• **Document excerpt**
# Brushless Basic info



## X man (Dec 31, 2004)

Hi Been hearing about these systems. Would some one give me the low down on these systems. Cost set up and performance. Really tired of messing with motors. Racing in Upstate NY have not see any yet.
Thanks 
Dan


----------



## hankster (Jan 1, 1998)

The Novak system is what most tracks are now running. Novak has two motors available, the 4300 and the 5800. Those number refer to the RPM the motor puts out per volt. From what I have read the 4300 is slightly faster then a stock motor and the 5800 is slightly faster then a 19 turn motor.

The cost is as follows:
ESC & 4300 motor = $180
ESC $ 5800 motor = $220
4300 motor = $65
5800 motor = $80

The ESCs are the same so you can run either motor with the same ESC.


----------



## X man (Dec 31, 2004)

*thanks*

:thumbsup: 
Hank Thanks for the info so these motors do not wear out and need very little maintenance.

• **Dataset records**
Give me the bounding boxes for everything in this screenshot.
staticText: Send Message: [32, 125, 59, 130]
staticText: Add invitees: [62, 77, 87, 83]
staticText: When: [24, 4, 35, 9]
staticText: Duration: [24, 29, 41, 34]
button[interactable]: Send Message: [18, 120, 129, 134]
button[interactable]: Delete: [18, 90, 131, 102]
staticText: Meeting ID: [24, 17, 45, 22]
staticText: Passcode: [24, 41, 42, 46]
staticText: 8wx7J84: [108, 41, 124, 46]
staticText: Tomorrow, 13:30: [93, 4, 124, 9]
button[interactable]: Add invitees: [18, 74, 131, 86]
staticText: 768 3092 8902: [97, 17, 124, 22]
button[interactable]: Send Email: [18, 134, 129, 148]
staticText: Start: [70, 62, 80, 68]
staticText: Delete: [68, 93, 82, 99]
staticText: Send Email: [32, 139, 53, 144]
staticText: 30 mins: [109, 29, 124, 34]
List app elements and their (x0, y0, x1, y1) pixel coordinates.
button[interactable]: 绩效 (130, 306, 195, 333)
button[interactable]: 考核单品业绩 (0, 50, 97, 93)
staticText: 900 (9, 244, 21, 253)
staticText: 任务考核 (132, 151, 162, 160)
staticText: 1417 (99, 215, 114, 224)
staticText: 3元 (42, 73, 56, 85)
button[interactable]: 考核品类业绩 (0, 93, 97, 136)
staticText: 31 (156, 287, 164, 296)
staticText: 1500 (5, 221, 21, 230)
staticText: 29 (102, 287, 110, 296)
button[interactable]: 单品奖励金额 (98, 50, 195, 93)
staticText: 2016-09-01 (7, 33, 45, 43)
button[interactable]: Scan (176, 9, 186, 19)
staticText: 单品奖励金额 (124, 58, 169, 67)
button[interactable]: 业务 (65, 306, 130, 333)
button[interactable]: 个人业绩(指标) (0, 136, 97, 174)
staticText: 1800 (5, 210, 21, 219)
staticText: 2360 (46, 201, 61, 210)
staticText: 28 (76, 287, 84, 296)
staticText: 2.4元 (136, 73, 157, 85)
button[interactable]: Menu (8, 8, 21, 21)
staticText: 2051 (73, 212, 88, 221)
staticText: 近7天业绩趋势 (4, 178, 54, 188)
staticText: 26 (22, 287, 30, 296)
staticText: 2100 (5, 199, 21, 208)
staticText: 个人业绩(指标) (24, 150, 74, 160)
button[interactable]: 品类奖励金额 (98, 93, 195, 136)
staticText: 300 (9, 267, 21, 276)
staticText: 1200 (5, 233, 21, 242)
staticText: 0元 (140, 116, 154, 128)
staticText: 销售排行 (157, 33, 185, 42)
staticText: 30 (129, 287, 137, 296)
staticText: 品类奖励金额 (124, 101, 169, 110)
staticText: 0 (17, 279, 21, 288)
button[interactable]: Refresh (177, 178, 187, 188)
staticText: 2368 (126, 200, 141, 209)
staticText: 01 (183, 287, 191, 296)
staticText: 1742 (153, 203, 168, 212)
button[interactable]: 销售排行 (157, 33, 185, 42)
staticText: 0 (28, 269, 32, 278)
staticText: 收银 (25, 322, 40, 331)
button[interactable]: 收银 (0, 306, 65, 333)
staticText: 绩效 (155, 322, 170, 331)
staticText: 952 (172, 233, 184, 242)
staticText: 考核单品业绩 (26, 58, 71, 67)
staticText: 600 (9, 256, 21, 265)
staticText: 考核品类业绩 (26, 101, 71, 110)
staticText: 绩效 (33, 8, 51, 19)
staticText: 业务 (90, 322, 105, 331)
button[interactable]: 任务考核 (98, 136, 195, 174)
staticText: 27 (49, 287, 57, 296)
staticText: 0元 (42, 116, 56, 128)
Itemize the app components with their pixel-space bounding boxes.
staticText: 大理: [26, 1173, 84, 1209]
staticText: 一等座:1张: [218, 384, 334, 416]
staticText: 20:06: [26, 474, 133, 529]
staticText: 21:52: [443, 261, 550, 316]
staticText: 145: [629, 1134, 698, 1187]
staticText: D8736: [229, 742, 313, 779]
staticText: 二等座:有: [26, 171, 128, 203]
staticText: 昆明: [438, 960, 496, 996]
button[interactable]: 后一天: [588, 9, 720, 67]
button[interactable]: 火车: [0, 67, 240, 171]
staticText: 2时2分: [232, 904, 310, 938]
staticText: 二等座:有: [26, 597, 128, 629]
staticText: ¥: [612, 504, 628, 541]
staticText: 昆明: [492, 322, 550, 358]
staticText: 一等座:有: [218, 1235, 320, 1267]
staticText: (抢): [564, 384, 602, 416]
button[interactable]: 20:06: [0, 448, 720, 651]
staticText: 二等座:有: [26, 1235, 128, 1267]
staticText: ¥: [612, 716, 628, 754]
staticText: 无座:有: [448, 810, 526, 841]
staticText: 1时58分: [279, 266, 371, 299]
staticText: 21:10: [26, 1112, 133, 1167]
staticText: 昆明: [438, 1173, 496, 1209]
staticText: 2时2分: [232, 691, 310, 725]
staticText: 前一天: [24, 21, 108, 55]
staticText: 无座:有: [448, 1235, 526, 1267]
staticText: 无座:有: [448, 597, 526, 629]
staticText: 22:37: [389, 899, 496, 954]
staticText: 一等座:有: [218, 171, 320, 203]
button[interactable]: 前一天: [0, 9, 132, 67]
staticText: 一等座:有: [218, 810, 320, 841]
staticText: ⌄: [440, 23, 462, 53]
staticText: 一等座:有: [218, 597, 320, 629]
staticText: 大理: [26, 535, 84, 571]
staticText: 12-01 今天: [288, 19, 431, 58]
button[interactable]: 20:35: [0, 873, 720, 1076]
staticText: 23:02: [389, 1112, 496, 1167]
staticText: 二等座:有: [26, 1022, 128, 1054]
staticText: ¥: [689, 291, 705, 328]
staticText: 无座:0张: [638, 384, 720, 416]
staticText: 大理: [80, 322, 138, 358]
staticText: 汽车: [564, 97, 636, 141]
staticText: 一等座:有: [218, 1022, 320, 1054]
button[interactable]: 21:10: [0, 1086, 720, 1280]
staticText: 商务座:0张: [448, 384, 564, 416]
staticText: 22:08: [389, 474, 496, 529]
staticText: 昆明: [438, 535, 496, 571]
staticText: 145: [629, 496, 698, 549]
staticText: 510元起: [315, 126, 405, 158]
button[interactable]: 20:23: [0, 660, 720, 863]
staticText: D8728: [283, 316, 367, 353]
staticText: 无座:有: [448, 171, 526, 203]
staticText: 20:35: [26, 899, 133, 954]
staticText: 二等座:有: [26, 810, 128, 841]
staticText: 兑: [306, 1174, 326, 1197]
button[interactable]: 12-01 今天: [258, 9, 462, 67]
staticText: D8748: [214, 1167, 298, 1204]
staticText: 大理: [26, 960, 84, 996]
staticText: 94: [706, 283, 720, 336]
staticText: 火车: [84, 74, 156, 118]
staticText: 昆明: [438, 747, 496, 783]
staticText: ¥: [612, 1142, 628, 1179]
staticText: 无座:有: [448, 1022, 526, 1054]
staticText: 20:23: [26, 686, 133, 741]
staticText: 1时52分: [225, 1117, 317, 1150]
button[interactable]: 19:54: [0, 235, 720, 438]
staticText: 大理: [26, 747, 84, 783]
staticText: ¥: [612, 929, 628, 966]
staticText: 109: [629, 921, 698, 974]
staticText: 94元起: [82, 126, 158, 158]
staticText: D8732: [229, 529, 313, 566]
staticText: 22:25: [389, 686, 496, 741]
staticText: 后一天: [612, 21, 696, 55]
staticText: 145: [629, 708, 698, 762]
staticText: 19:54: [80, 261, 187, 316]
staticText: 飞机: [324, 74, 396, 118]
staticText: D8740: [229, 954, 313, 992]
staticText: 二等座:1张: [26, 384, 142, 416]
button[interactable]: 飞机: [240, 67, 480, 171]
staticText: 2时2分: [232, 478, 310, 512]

• **Job 1**
Copy the passage of the brushless motor thread from "Hi Been hearing" up to and including "see any yet." word for word.
• **Job 2**
Quote the records from their first line up to and including the line with "staticText: 768 3092 8902: [97, 17, 124, 22]".
The brushless motor thread and the records are unrelated to each other.

• **Final answer 1**
Hi Been hearing about these systems. Would some one give me the low down on these systems. Cost set up and performance. Really tired of messing with motors. Racing in Upstate NY have not see any yet.

• **Final answer 2**
Give me the bounding boxes for everything in this screenshot.
staticText: Send Message: [32, 125, 59, 130]
staticText: Add invitees: [62, 77, 87, 83]
staticText: When: [24, 4, 35, 9]
staticText: Duration: [24, 29, 41, 34]
button[interactable]: Send Message: [18, 120, 129, 134]
button[interactable]: Delete: [18, 90, 131, 102]
staticText: Meeting ID: [24, 17, 45, 22]
staticText: Passcode: [24, 41, 42, 46]
staticText: 8wx7J84: [108, 41, 124, 46]
staticText: Tomorrow, 13:30: [93, 4, 124, 9]
button[interactable]: Add invitees: [18, 74, 131, 86]
staticText: 768 3092 8902: [97, 17, 124, 22]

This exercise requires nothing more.